__THE EXERCISE__
Answer with a single number: how many lines in the listing below include "ylabel"?

__TASK MATERIAL__
----------------------------------------

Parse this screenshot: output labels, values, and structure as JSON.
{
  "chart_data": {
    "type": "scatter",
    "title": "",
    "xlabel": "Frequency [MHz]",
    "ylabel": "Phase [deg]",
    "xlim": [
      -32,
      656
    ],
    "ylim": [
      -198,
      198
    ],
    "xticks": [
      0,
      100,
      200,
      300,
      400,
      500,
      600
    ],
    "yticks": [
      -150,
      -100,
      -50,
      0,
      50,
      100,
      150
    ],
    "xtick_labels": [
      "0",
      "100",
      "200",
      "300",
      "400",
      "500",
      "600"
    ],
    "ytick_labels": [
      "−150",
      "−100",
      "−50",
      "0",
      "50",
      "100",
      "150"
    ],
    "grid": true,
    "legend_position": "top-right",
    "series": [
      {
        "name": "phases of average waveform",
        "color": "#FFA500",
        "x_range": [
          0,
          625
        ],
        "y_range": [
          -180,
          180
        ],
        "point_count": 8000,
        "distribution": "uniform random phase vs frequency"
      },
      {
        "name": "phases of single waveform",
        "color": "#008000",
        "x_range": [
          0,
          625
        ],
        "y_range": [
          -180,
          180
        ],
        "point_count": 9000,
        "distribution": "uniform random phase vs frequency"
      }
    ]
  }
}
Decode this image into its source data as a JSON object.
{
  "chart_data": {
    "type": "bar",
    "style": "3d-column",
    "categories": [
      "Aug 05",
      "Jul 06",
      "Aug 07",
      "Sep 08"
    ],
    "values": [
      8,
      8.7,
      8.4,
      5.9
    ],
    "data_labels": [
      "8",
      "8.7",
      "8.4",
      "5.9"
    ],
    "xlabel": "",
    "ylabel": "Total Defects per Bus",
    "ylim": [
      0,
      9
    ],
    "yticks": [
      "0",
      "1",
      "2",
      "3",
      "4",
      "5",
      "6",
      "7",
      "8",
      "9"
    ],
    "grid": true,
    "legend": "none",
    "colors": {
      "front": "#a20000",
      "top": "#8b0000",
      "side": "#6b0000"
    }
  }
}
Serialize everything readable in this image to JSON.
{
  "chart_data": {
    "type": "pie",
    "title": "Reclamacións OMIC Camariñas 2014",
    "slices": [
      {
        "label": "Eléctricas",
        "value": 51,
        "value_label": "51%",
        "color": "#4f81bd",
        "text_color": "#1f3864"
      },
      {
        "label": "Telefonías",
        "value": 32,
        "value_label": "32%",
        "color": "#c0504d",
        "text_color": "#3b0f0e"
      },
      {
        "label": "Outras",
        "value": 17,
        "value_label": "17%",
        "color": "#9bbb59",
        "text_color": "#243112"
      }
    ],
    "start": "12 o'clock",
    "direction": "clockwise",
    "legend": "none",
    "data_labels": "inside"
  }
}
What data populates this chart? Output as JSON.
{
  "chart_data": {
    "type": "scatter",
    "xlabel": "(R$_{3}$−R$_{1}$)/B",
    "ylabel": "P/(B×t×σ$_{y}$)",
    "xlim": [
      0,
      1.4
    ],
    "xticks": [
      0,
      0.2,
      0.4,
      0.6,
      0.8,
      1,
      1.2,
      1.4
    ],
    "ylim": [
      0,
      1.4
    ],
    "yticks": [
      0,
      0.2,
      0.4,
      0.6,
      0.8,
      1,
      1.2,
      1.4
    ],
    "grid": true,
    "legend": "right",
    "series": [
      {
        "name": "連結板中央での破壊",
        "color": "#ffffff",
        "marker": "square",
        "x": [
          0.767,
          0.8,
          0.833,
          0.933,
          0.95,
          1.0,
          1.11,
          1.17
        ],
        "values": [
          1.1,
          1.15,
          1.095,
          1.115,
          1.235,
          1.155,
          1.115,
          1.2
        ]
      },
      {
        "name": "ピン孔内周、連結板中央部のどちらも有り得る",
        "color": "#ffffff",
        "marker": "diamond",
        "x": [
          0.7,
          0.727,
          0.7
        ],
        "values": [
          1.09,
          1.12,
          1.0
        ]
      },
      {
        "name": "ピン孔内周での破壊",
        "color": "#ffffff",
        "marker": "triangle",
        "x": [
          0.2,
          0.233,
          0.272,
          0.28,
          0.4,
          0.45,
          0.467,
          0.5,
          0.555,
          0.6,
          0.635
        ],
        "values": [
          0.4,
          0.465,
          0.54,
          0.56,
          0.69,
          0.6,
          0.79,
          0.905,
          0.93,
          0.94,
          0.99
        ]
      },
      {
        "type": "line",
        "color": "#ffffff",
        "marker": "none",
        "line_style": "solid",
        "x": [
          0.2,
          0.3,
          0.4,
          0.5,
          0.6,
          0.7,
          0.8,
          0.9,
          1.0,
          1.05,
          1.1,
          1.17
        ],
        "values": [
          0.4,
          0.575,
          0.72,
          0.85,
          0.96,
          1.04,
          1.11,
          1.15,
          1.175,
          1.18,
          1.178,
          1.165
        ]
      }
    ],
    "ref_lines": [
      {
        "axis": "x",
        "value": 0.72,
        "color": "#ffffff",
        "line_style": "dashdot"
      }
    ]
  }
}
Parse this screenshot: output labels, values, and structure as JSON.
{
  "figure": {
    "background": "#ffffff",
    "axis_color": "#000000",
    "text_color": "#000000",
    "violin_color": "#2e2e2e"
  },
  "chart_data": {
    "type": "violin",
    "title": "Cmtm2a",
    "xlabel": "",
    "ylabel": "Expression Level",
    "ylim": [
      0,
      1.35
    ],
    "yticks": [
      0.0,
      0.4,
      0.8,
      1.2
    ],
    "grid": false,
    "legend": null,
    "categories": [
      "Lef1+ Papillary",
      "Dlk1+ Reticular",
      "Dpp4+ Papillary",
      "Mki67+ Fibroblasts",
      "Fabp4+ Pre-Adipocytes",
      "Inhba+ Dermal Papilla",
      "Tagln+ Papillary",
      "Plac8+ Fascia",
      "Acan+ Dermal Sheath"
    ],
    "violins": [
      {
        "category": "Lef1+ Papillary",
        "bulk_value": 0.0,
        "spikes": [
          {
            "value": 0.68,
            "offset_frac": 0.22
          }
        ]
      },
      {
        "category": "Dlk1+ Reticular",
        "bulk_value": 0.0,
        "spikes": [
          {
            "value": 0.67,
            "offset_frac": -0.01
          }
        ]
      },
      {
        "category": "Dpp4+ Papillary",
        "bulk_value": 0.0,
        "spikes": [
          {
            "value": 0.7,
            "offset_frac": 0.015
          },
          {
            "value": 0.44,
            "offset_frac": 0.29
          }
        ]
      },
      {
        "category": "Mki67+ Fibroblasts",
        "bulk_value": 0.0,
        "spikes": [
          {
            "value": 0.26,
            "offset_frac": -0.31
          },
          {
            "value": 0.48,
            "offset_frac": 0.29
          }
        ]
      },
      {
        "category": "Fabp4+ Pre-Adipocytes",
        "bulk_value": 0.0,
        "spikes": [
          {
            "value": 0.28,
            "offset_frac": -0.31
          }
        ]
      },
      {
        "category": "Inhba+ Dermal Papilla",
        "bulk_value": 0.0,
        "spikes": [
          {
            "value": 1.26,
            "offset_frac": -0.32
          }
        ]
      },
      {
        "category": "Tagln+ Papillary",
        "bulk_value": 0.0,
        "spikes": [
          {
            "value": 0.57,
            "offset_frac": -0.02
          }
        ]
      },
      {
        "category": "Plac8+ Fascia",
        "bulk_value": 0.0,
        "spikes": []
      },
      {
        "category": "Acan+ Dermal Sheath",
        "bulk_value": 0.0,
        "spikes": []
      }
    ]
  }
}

----------------------------------------

__ANSWER TO THIS PROBLEM__
4